● **Required task**:
Identify all lines below that hold "Martino" and collect them.

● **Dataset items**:
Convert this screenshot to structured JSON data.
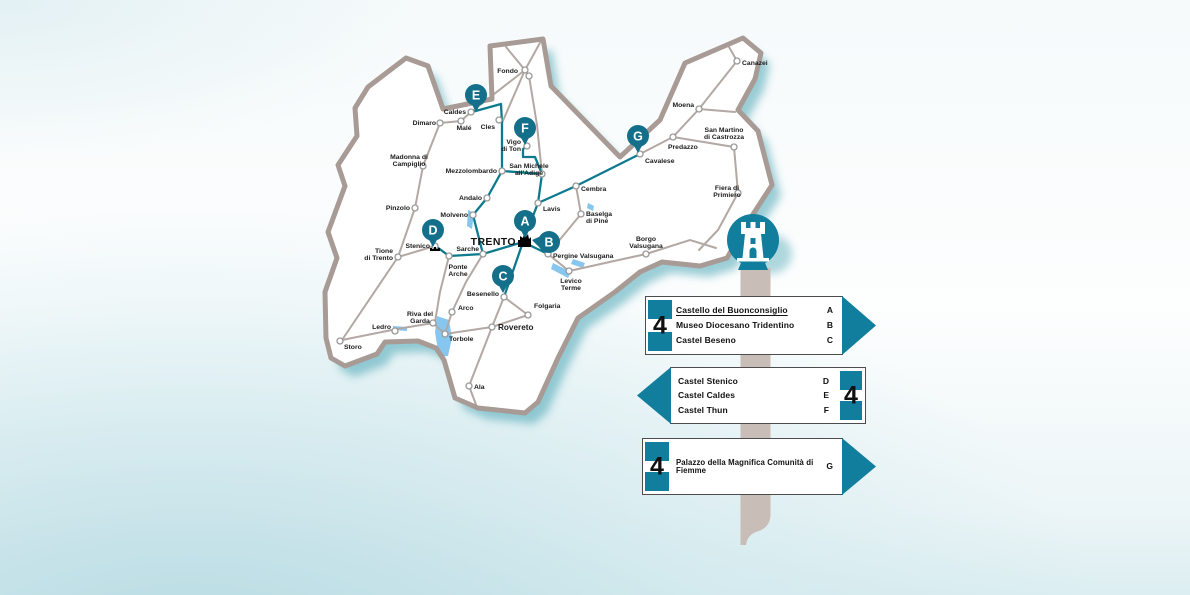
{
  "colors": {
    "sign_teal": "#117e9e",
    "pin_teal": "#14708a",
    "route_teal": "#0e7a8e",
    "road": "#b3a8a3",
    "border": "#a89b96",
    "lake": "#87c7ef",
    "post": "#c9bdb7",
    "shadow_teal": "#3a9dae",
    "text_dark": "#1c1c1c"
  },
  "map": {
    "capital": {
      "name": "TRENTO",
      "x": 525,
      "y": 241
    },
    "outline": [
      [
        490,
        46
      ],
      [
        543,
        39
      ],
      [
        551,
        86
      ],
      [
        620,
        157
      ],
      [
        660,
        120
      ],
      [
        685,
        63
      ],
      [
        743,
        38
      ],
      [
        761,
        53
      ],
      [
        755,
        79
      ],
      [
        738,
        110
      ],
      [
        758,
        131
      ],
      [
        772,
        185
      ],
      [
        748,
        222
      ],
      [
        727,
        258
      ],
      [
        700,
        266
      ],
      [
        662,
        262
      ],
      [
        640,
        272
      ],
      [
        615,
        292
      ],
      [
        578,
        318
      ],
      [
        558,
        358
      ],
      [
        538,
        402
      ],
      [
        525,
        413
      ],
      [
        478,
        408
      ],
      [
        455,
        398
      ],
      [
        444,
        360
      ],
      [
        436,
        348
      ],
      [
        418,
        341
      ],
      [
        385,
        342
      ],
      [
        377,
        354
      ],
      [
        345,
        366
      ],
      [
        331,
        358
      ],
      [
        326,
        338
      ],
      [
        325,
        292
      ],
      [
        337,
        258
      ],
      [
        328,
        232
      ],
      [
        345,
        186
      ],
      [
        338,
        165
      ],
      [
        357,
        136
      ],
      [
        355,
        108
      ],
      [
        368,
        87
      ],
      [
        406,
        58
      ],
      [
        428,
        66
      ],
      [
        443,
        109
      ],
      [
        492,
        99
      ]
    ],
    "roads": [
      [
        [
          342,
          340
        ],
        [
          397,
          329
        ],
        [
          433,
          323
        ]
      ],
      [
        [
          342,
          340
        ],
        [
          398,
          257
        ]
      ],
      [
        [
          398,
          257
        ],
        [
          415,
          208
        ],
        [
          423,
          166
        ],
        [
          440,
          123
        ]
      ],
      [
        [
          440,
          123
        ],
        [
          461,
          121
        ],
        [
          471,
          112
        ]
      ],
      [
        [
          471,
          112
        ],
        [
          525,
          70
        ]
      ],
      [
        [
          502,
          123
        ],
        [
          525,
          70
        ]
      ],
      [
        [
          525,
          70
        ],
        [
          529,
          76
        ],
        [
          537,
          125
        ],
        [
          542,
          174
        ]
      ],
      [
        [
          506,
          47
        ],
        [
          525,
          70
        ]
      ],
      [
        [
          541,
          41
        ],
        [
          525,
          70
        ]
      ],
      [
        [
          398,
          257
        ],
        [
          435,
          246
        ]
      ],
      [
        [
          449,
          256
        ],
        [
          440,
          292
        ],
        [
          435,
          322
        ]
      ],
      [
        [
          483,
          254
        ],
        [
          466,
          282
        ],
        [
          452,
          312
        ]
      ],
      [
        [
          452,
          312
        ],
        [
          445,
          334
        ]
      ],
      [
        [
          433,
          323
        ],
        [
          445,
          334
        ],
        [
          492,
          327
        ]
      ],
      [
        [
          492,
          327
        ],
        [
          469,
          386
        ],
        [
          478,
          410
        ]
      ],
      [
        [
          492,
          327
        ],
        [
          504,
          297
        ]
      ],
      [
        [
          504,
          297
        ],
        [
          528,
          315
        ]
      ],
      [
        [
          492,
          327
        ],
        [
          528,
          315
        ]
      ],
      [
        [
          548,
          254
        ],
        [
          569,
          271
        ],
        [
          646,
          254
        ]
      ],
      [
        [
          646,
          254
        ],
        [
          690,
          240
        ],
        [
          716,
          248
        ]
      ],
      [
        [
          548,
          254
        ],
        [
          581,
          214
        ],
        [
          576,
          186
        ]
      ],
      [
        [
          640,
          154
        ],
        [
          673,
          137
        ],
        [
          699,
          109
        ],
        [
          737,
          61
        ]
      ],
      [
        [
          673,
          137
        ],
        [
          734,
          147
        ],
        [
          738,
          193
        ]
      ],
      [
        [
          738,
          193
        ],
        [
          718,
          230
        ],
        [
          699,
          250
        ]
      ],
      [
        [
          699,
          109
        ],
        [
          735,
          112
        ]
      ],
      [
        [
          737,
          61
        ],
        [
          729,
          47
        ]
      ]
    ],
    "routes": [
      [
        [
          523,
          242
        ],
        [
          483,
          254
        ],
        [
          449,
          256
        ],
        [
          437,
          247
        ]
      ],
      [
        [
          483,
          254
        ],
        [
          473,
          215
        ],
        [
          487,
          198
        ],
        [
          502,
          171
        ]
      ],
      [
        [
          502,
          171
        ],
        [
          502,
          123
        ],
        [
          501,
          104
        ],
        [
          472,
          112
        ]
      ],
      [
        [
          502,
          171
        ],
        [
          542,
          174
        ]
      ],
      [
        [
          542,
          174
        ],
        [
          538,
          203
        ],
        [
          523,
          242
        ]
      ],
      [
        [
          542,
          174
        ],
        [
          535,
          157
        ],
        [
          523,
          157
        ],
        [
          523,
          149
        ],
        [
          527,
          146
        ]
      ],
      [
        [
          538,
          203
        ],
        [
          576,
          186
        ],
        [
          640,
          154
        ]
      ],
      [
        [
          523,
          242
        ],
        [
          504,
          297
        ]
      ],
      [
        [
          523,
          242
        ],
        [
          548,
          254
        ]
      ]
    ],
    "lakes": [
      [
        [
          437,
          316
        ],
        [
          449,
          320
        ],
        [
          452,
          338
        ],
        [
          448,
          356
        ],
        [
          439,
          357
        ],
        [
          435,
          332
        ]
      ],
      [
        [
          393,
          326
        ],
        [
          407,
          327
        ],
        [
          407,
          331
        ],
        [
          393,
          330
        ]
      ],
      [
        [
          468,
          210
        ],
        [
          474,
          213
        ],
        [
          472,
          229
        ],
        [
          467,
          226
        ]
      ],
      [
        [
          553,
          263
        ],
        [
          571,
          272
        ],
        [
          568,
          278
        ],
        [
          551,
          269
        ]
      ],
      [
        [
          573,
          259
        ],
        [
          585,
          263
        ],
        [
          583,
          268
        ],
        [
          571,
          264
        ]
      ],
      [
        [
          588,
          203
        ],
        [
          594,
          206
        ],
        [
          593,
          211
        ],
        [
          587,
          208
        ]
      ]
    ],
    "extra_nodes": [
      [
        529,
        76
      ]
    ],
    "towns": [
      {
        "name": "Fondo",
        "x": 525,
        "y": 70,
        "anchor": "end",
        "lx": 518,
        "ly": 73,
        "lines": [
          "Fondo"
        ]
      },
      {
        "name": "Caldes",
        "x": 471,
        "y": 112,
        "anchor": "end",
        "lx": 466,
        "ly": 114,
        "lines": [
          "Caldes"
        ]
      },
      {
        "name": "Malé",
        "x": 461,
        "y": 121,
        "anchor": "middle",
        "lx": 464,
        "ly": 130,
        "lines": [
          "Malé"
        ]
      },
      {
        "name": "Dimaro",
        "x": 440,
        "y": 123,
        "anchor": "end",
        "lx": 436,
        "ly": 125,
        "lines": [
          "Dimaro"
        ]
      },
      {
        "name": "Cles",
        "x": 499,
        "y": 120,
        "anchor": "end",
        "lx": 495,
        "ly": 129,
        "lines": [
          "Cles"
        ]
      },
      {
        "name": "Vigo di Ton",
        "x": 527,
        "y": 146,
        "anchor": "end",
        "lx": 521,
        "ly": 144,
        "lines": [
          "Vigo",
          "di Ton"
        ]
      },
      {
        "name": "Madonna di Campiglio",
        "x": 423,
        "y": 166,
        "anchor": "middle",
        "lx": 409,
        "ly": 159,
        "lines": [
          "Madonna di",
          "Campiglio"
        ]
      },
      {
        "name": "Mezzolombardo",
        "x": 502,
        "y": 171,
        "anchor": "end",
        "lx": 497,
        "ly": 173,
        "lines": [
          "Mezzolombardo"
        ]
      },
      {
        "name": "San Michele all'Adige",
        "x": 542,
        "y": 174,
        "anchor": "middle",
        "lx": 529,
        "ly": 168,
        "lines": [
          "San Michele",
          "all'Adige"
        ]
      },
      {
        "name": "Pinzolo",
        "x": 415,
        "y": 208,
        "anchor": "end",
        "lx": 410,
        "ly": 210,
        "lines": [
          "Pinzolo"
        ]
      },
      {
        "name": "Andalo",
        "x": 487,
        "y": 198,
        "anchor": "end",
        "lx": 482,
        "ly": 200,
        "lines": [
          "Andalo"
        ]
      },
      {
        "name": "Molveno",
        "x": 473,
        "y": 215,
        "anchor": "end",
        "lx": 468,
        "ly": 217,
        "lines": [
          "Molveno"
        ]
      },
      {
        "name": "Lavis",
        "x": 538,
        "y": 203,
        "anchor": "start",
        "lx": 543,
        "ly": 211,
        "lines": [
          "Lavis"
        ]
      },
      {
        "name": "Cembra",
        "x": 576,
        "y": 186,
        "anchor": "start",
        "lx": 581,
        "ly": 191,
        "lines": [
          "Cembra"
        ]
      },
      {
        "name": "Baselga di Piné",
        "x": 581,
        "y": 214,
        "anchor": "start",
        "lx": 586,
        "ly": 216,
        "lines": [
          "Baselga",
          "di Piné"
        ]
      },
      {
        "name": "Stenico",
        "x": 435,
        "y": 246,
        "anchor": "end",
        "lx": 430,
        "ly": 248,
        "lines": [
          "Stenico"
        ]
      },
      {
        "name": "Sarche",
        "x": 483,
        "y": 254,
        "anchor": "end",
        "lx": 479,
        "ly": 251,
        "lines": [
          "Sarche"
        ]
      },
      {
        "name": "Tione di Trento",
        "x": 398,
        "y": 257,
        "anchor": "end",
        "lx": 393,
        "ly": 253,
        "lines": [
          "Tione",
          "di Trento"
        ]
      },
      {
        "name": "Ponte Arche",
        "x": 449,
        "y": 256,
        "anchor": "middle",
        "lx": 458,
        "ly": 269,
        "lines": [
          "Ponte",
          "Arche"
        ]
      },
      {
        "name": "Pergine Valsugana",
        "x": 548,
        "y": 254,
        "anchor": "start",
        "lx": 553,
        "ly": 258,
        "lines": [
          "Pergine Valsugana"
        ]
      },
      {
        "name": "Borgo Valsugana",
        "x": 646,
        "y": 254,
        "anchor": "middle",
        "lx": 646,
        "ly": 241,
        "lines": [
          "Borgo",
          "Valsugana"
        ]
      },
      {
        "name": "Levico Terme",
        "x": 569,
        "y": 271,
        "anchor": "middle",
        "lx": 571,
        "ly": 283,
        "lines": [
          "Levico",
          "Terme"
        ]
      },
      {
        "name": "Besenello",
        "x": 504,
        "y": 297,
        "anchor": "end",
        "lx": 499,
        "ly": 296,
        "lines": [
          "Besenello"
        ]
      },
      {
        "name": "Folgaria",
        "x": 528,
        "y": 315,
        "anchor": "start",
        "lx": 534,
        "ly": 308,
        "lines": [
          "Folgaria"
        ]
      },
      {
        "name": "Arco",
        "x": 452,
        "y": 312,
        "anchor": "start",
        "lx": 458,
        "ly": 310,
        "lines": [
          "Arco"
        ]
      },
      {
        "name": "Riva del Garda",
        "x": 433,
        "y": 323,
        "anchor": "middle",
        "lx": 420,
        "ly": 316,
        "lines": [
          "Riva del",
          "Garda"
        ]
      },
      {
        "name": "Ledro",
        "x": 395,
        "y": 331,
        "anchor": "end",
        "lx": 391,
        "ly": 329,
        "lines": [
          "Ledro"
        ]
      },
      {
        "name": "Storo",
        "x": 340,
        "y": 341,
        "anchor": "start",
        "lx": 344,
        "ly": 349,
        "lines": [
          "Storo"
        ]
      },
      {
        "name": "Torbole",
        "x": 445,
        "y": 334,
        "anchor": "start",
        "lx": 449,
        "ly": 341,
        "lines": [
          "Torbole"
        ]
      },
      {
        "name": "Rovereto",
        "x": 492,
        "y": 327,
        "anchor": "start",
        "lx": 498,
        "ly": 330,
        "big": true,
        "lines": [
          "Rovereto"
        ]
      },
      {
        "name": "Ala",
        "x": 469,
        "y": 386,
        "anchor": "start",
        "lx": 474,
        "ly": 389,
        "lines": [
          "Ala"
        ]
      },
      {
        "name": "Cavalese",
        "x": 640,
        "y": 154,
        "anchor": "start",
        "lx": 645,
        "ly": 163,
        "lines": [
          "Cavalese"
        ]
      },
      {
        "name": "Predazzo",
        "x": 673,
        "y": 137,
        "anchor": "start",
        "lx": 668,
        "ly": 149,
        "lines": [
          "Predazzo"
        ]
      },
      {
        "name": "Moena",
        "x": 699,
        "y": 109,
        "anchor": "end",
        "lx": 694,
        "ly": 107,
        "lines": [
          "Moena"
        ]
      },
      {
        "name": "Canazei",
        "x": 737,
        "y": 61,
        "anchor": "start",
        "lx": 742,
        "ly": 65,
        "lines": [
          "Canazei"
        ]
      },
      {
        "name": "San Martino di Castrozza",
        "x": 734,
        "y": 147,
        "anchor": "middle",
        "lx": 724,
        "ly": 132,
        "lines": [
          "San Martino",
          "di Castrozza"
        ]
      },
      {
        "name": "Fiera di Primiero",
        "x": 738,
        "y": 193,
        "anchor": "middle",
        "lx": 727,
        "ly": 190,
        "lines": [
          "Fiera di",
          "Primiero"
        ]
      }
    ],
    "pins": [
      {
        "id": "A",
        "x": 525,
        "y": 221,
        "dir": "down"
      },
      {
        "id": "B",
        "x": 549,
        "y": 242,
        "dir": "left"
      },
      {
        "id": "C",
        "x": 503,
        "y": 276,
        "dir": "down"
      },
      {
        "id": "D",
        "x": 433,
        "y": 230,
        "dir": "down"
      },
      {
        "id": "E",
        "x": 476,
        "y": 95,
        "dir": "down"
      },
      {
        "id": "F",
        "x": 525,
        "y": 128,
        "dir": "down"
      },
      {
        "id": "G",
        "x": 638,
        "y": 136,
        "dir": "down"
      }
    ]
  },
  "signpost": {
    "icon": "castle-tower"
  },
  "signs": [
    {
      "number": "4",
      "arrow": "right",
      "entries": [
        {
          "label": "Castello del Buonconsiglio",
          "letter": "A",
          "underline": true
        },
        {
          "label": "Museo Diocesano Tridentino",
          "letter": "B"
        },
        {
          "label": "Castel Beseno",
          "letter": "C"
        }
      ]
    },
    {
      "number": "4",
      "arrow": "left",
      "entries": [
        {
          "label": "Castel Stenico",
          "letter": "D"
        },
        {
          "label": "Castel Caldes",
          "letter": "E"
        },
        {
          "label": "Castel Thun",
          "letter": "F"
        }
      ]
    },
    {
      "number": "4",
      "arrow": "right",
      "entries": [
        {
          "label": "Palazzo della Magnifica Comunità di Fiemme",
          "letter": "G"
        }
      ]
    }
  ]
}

● **Written answer**:
        "name": "San Martino di Castrozza",
          "San Martino",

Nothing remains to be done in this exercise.